Exercise: Everything from the line with "Decode this image" through the last line of the records below should be copied exactly, both ends included.
# start of Records shown
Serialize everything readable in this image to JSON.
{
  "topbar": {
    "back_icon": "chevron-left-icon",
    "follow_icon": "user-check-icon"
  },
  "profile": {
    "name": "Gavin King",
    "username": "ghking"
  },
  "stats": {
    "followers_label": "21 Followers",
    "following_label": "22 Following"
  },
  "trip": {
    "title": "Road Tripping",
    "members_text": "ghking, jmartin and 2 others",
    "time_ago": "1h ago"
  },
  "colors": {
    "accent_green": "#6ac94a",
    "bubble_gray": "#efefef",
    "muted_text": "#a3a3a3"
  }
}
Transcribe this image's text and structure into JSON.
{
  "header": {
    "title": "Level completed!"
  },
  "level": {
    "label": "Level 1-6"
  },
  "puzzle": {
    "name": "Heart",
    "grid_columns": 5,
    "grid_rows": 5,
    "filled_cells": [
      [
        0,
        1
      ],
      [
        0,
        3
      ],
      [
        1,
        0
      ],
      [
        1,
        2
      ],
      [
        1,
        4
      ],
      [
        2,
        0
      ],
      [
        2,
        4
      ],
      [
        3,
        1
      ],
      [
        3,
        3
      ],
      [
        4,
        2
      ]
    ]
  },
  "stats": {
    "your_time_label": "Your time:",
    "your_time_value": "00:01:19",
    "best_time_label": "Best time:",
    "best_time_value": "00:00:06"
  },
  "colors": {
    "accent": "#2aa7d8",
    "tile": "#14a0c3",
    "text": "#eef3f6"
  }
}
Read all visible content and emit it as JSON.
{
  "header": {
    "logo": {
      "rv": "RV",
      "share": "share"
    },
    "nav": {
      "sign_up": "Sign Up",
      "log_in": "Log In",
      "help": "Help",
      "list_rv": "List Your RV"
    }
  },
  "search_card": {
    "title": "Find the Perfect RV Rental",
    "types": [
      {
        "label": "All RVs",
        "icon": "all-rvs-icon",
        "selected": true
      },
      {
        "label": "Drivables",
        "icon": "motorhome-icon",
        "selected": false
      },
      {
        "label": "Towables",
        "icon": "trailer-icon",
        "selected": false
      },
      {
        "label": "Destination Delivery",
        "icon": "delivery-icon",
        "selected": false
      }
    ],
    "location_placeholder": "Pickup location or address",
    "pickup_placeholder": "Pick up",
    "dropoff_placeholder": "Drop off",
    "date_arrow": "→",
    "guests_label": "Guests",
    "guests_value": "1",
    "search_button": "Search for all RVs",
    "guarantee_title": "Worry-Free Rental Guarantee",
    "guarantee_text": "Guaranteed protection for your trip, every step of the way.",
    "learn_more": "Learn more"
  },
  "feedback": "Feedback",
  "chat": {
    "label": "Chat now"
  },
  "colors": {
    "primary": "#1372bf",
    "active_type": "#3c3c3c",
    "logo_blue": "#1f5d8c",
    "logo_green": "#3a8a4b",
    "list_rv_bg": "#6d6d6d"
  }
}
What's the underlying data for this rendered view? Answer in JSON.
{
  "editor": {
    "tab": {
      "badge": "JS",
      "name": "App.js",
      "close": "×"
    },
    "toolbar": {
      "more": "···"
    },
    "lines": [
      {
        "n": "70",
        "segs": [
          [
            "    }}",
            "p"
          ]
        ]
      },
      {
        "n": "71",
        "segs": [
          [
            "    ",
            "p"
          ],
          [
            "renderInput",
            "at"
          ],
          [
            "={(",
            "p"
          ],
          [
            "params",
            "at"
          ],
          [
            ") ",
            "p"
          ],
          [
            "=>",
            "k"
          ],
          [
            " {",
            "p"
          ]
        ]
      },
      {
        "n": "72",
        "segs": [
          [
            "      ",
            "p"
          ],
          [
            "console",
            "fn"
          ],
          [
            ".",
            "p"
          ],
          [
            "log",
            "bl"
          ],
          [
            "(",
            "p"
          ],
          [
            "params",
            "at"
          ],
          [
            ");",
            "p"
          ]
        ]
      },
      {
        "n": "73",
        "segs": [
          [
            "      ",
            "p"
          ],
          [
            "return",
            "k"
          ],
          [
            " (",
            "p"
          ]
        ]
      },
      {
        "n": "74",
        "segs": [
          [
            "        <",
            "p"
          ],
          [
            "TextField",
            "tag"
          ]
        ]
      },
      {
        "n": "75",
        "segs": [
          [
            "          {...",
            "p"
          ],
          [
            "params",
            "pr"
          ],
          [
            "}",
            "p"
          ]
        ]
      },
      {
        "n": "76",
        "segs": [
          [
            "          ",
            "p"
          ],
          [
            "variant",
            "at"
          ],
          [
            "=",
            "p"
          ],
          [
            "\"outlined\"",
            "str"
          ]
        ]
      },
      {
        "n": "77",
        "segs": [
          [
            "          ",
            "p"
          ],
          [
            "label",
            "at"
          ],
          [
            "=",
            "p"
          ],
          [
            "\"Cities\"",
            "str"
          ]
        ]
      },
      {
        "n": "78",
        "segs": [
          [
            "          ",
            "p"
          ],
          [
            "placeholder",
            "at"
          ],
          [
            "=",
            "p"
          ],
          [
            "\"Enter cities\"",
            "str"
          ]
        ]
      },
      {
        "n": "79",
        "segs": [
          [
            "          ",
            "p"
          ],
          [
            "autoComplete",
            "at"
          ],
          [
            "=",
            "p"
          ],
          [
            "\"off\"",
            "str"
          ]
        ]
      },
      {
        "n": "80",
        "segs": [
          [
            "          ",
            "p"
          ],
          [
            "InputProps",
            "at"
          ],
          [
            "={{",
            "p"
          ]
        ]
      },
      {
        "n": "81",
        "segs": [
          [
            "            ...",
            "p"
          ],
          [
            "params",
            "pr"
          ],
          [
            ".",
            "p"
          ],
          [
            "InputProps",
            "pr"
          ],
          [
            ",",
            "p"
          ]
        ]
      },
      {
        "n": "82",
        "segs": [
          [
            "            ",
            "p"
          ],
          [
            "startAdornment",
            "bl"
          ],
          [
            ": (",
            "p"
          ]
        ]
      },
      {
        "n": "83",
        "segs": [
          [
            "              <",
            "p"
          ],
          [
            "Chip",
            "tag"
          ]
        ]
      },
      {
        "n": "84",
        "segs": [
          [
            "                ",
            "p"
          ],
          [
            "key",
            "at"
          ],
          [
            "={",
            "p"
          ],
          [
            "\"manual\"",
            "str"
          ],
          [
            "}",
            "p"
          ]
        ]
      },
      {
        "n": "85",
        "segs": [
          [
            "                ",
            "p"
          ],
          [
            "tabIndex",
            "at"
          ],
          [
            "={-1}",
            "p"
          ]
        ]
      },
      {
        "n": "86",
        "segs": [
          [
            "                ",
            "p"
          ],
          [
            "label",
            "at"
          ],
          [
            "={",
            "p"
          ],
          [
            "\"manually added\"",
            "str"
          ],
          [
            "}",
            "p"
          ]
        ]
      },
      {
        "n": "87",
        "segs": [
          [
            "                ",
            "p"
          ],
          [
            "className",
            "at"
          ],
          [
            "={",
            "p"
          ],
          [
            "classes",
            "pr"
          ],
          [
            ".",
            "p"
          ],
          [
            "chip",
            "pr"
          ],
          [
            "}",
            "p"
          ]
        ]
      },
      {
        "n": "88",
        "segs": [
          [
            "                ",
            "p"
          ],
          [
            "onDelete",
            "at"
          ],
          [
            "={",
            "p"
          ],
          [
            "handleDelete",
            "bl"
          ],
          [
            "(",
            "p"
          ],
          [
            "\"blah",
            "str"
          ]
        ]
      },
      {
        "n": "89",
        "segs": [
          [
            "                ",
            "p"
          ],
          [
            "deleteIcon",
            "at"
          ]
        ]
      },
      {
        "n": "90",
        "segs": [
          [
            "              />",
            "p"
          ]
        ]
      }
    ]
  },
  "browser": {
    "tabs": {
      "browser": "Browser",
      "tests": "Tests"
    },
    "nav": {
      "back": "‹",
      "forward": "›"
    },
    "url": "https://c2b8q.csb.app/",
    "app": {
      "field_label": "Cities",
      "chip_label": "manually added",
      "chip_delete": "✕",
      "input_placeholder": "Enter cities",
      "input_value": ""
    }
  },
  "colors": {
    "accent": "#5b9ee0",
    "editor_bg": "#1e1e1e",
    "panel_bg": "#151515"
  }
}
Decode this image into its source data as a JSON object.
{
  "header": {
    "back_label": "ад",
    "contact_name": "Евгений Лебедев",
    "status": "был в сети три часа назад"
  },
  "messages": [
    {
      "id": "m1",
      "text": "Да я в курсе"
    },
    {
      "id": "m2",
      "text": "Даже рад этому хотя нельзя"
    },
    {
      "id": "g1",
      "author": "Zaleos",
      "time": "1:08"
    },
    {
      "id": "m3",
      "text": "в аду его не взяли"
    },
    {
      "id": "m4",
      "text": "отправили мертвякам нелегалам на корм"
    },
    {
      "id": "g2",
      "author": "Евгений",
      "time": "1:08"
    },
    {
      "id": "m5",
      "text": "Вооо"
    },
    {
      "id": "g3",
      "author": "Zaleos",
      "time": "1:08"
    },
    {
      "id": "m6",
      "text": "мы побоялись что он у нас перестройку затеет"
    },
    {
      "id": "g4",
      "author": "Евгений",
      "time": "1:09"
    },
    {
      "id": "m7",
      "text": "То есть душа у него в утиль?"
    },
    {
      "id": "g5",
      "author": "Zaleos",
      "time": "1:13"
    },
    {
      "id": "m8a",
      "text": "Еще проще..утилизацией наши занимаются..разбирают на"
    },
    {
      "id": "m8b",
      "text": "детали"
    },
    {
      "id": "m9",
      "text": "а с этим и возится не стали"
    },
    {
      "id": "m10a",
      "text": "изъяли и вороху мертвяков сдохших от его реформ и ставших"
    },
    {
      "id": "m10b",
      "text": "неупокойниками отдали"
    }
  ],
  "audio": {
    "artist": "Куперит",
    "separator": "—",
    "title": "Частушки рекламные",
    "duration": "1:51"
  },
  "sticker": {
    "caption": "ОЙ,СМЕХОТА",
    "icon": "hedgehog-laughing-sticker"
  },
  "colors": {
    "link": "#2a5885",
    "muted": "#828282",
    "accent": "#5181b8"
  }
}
# end of Records shown
Complete answer:
Decode this image into its source data as a JSON object.
{
  "header": {
    "back_label": "ад",
    "contact_name": "Евгений Лебедев",
    "status": "был в сети три часа назад"
  },
  "messages": [
    {
      "id": "m1",
      "text": "Да я в курсе"
    },
    {
      "id": "m2",
      "text": "Даже рад этому хотя нельзя"
    },
    {
      "id": "g1",
      "author": "Zaleos",
      "time": "1:08"
    },
    {
      "id": "m3",
      "text": "в аду его не взяли"
    },
    {
      "id": "m4",
      "text": "отправили мертвякам нелегалам на корм"
    },
    {
      "id": "g2",
      "author": "Евгений",
      "time": "1:08"
    },
    {
      "id": "m5",
      "text": "Вооо"
    },
    {
      "id": "g3",
      "author": "Zaleos",
      "time": "1:08"
    },
    {
      "id": "m6",
      "text": "мы побоялись что он у нас перестройку затеет"
    },
    {
      "id": "g4",
      "author": "Евгений",
      "time": "1:09"
    },
    {
      "id": "m7",
      "text": "То есть душа у него в утиль?"
    },
    {
      "id": "g5",
      "author": "Zaleos",
      "time": "1:13"
    },
    {
      "id": "m8a",
      "text": "Еще проще..утилизацией наши занимаются..разбирают на"
    },
    {
      "id": "m8b",
      "text": "детали"
    },
    {
      "id": "m9",
      "text": "а с этим и возится не стали"
    },
    {
      "id": "m10a",
      "text": "изъяли и вороху мертвяков сдохших от его реформ и ставших"
    },
    {
      "id": "m10b",
      "text": "неупокойниками отдали"
    }
  ],
  "audio": {
    "artist": "Куперит",
    "separator": "—",
    "title": "Частушки рекламные",
    "duration": "1:51"
  },
  "sticker": {
    "caption": "ОЙ,СМЕХОТА",
    "icon": "hedgehog-laughing-sticker"
  },
  "colors": {
    "link": "#2a5885",
    "muted": "#828282",
    "accent": "#5181b8"
  }
}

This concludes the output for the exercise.